LIST OF TASKS =>
[1] Reproduce the passage on Last Supper paintings starting with "John’s account is, typically, rather" and going on through "chalice of wine.", changing "Judas" to "the traitor".
[2] According to the passage on Last Supper paintings, what were friars and nuns given during the frequent fasts?

PROVIDED TEXT =>
---------------

Painters of Last Suppers had only a few indications from the Gospels about the food and drink served to Jesus and the apostles. These clues are sometimes ambiguous and conflicting. Matthew gave a very compressed account of the Last Supper. He stated that it was the Passover feast, from which we can assume (though he did not say) that a lamb and unleavened bread were served. Mark and Luke likewise indicated that the Last Supper took place at Passover, and so when the apostles “made rea
dy the pasch” (Luke 22:13) their preparations would have involved a lamb and unleavened bread. Like Matthew, both added the scene in which Christ shares bread and wine with the apostles.
John’s account is, typically, rather different. He clearly stated that the Last Supper took place several days before the Passover feast, so lamb was presumably not on the menu. The only food he mentioned is the bread that Jesus dips and then offers to Judas. John did not describe the institution of the Eucharist and so there is no reference to a chalice of wine.
What was an artist to make of these various descriptions? The Gospels were certainly rich in drama, with the startling announcement of the traitor in the midst of the apostles and the description (in Matthew, Mark, and Luke) of the institution of the Eucharist. But props were lacking for the painter, who needed to use his imagination to furnish the table with food and drink.
Most painters depicted the Last Supper as a simple and spartan meal. These portrayals accorded with the scanty details given in the Gospels. They also mirrored the meager dinners served in refectories, especially during the frequent fasts, when friars and nuns were given only bread and water. They indicated, furthermore, how painters in the Middle Ages and Renaissance took very little interest in gastronomic details. In the fifteenth century and earlier, food was a perfunctory addition to dinner scenes rather than a celebration of conspicuous culinary consumption or a demonstration of the painter’s virtuoso abilities, as it would become in the seventeenth century when Dutch artists created sumptuous still lifes of tables adorned with exotic food. For instance, in the early 1460s the Florentine painters Filippo Lippi and Benozzo Gozzoli each painted a scene showing the Feast of Herod. The subject matter might have seemed like an opportunity for the painters to show a table groaning with exotic fare. By the standards of later centuries, however, they produced incredibly paltry spreads: a few tiny wineglasses and miniscule serving dishes. But these painters were uninterested in showcasing their skills through detailed and scrupulously realistic depictions of slabs of meat or bunches of fruit.

---------------

SUPPLIED INFORMATION =>
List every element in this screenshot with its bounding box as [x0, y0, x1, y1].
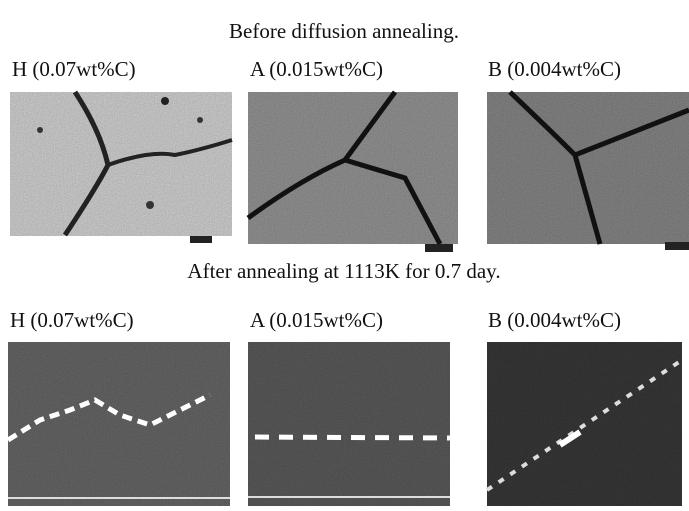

---------------

RESULTS IN ORDER =>
[1]
John’s account is, typically, rather different. He clearly stated that the Last Supper took place several days before the Passover feast, so lamb was presumably not on the menu. The only food he mentioned is the bread that Jesus dips and then offers to the traitor. John did not describe the institution of the Eucharist and so there is no reference to a chalice of wine.

[2] They were given only bread and water.